§ **DESCRIPTION OF THE TASK**
Which lines include the word "JSON"? Copy each of them.
============
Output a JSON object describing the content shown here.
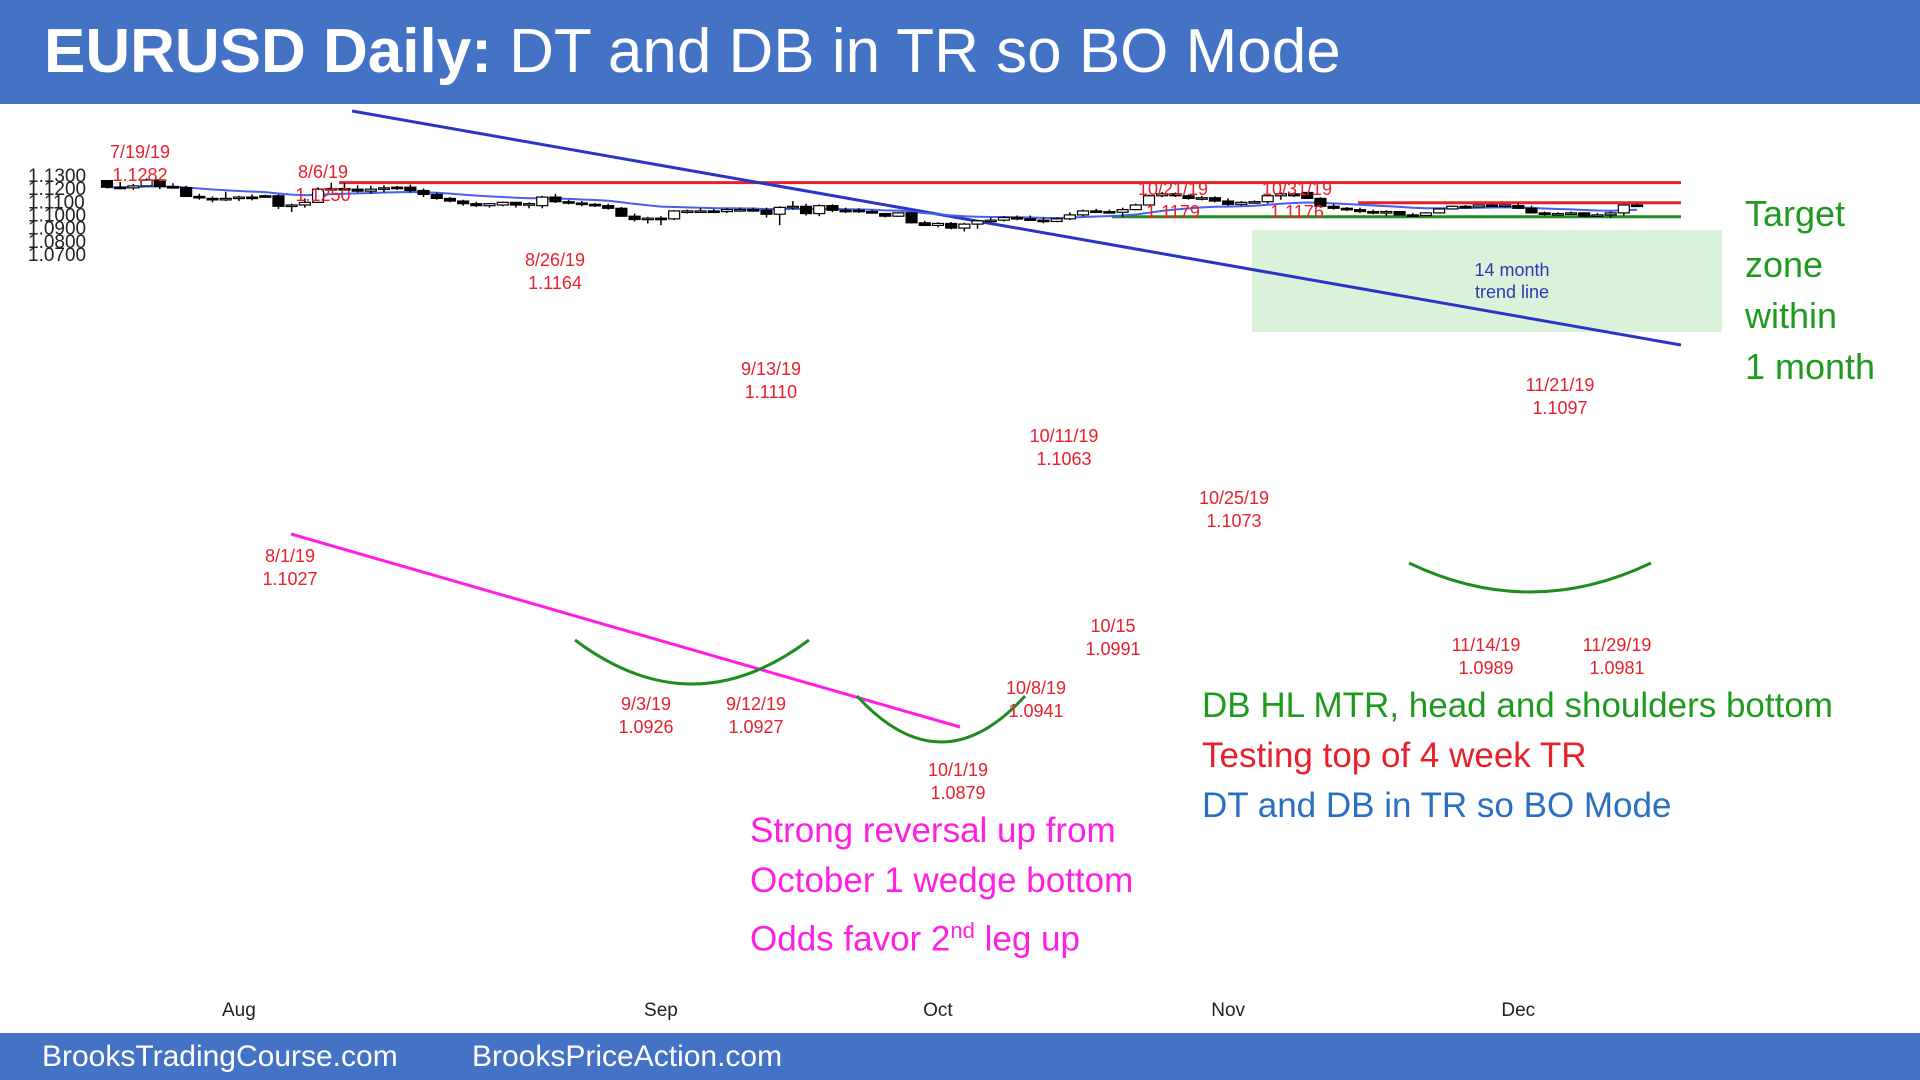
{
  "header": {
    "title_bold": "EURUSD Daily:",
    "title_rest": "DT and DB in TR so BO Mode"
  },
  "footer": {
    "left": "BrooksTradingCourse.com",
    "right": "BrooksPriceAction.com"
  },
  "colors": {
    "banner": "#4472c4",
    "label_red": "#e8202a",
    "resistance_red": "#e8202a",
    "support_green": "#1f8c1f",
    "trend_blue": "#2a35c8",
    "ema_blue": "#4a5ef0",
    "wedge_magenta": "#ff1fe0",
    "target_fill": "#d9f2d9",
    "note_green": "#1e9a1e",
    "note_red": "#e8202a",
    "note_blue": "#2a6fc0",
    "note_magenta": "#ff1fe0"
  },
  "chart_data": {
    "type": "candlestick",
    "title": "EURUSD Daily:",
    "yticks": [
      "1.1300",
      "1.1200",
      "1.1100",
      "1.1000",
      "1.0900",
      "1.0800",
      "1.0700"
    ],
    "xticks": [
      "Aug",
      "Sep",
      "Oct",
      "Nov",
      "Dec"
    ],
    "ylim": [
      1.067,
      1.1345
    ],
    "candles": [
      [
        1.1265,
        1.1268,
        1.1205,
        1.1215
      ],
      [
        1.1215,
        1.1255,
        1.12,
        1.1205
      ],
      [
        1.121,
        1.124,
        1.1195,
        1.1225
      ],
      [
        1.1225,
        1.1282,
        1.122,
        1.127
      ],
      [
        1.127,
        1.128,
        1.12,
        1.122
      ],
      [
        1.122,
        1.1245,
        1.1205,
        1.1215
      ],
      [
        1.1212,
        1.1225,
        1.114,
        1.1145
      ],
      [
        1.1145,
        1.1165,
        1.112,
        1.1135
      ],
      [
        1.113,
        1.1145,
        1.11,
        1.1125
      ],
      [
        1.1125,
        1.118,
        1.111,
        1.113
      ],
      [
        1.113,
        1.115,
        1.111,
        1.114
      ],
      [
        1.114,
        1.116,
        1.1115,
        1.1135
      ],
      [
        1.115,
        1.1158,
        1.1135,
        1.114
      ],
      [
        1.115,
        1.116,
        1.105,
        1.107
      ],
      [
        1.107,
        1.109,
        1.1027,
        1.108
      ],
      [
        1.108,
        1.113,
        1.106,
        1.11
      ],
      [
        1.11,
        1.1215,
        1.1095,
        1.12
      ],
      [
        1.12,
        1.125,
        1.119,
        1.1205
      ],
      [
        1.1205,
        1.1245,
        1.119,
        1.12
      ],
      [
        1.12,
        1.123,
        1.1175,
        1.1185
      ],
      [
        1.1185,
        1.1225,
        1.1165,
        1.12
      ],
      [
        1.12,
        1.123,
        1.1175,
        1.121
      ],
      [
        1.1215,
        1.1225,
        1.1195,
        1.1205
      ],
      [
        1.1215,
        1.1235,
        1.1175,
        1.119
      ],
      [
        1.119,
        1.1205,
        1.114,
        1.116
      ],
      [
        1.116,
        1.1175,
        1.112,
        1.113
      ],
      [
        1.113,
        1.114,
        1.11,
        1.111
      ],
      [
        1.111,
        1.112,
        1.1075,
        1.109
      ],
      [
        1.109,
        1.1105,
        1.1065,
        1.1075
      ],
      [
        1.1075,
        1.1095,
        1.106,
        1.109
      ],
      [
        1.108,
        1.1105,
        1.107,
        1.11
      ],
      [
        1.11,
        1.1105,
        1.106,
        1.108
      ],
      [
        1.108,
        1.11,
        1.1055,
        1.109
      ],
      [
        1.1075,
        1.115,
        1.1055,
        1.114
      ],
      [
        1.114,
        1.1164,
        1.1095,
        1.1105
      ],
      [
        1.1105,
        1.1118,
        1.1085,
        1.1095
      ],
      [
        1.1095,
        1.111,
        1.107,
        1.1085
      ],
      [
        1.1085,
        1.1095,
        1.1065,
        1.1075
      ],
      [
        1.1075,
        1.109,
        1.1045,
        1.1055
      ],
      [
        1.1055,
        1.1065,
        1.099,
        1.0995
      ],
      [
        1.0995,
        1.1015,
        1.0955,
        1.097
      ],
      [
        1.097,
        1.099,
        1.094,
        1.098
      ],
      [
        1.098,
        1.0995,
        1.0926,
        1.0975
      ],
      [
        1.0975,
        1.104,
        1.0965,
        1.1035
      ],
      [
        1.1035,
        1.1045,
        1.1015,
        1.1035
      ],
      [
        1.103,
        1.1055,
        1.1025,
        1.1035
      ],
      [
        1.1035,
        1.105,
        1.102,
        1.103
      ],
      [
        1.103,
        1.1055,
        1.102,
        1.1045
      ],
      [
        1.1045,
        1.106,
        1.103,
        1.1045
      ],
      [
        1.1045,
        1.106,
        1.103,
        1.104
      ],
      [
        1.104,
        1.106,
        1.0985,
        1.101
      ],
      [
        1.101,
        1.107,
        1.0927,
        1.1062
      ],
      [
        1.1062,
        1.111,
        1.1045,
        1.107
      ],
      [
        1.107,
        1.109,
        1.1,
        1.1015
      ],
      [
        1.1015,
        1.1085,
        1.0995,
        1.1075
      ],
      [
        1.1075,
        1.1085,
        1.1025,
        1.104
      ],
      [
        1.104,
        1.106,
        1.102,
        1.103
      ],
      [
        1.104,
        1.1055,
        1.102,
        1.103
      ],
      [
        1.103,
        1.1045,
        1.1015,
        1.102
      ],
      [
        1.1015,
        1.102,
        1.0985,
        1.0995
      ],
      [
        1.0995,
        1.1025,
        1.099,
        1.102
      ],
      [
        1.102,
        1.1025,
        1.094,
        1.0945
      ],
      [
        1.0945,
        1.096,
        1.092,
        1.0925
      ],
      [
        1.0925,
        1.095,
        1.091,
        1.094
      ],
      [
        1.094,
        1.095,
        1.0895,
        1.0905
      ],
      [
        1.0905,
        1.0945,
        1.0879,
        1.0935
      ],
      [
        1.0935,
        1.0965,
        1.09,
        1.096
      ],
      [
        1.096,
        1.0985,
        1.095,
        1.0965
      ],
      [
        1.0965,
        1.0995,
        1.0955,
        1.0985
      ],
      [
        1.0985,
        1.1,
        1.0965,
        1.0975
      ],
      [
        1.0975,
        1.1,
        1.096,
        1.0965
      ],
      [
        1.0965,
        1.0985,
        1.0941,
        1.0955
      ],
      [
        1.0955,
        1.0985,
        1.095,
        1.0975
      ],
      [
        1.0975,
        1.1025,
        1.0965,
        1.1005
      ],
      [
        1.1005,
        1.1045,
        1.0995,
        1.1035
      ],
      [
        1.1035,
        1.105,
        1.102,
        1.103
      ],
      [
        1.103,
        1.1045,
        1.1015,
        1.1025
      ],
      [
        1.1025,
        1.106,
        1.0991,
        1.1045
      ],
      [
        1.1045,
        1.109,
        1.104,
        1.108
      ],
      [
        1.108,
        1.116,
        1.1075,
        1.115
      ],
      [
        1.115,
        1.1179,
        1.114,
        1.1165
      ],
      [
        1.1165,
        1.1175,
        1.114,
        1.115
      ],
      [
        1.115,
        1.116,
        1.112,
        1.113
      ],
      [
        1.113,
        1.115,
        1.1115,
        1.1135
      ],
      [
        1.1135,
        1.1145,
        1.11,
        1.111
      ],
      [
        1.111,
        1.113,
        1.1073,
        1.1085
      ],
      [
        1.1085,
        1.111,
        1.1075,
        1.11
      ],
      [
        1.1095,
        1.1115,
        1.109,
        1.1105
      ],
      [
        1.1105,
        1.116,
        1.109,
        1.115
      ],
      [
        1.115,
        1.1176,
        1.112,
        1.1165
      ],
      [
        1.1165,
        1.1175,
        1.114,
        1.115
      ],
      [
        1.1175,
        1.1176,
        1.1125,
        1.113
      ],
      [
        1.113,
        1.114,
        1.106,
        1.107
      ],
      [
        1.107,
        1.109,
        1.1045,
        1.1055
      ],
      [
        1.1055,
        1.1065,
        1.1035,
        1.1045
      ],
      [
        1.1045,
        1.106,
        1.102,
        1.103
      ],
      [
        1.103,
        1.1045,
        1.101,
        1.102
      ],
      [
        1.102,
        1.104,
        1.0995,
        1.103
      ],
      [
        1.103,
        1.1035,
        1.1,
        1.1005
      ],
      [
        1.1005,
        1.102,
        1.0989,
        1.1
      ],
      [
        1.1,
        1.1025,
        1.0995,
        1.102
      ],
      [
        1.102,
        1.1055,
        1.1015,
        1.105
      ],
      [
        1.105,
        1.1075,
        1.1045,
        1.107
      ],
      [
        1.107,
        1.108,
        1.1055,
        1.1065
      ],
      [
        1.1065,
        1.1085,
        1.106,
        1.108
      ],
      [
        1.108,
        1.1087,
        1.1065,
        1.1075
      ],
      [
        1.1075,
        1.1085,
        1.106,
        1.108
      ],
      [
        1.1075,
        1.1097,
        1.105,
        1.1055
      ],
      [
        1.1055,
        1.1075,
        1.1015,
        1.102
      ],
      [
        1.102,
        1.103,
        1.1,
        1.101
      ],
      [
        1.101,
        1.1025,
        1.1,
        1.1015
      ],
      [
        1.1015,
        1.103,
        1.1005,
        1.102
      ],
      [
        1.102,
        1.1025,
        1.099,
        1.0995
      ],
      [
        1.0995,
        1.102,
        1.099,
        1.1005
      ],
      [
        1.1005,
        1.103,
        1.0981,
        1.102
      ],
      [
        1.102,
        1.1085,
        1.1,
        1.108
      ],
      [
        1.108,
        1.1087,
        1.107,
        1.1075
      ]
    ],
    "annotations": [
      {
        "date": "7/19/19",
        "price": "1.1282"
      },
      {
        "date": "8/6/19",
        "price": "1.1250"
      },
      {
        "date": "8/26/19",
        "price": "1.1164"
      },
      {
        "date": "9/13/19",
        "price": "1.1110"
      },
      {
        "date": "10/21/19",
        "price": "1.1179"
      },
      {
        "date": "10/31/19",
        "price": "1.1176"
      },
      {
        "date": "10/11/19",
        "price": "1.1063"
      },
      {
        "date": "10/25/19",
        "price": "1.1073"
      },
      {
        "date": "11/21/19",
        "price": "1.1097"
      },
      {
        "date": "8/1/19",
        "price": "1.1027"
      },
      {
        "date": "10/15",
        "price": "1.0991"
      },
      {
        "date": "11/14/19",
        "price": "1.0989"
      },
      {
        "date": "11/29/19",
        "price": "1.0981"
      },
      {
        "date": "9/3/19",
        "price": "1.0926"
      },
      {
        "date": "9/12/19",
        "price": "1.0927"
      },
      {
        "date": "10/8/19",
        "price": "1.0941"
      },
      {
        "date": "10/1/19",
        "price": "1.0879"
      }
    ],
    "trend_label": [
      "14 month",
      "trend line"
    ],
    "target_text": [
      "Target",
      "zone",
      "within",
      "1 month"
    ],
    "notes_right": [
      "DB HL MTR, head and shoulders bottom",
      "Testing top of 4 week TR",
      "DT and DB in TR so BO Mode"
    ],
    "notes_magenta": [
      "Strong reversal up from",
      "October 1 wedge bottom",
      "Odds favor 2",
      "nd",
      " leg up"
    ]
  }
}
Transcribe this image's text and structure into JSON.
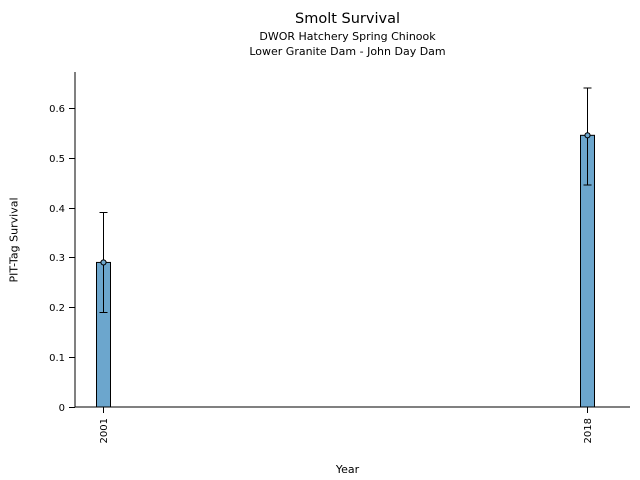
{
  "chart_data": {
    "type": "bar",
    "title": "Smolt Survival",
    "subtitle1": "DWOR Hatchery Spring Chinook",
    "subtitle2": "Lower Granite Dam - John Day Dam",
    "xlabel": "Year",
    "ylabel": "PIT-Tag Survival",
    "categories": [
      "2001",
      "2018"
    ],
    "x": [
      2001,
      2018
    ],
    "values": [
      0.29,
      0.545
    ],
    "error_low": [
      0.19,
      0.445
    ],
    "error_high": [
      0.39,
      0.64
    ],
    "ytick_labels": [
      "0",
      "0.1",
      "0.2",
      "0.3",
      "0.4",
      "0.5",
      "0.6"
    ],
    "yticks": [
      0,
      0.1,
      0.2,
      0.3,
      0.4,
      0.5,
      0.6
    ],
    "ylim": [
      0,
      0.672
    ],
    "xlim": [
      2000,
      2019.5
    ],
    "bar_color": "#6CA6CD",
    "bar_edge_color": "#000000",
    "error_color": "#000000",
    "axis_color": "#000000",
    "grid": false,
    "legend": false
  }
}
============
§ **TASK ANSWER**
Output a JSON object describing the content shown here.
Transcribe this image's text and structure into JSON.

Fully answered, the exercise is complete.